- EXERCISE DIRECTIONS -
Please format the material below as a two-column CSV with the headers "prompt" and "location", giving one row per request: its text in "prompt" and its answer in "location", each in a single quoted field with line breaks replaced by spaces.

Stored data:
____________________

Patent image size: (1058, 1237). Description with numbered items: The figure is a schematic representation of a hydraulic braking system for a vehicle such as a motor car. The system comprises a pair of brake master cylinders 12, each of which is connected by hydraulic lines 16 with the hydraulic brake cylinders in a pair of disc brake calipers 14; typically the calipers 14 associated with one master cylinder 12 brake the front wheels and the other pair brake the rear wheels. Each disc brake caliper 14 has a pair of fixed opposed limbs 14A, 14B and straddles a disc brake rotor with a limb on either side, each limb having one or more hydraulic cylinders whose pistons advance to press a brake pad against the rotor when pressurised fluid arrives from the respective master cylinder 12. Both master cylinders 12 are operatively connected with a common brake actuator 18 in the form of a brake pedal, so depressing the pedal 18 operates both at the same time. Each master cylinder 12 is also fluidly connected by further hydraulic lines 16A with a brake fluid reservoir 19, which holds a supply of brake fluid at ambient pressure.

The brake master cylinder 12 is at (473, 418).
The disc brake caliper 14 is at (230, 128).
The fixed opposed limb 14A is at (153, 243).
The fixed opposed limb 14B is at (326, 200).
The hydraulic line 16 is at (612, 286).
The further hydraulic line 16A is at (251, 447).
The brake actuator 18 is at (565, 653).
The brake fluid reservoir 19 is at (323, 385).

____________________

- EXERCISE RESULT -
prompt,location
"Patent image size: (1058, 1237). Description with numbered items: The figure is a schematic representation of a hydraulic braking system for a vehicle such as a motor car. The system comprises a pair of brake master cylinders 12, each of which is connected by hydraulic lines 16 with the hydraulic brake cylinders in a pair of disc brake calipers 14; typically the calipers 14 associated with one master cylinder 12 brake the front wheels and the other pair brake the rear wheels. Each disc brake caliper 14 has a pair of fixed opposed limbs 14A, 14B and straddles a disc brake rotor with a limb on either side, each limb having one or more hydraulic cylinders whose pistons advance to press a brake pad against the rotor when pressurised fluid arrives from the respective master cylinder 12. Both master cylinders 12 are operatively connected with a common brake actuator 18 in the form of a brake pedal, so depressing the pedal 18 operates both at the same time. Each master cylinder 12 is also fluidly connected by further hydraulic lines 16A with a brake fluid reservoir 19, which holds a supply of brake fluid at ambient pressure.","The brake master cylinder 12 is at (473, 418). The disc brake caliper 14 is at (230, 128). The fixed opposed limb 14A is at (153, 243). The fixed opposed limb 14B is at (326, 200). The hydraulic line 16 is at (612, 286). The further hydraulic line 16A is at (251, 447). The brake actuator 18 is at (565, 653). The brake fluid reservoir 19 is at (323, 385)."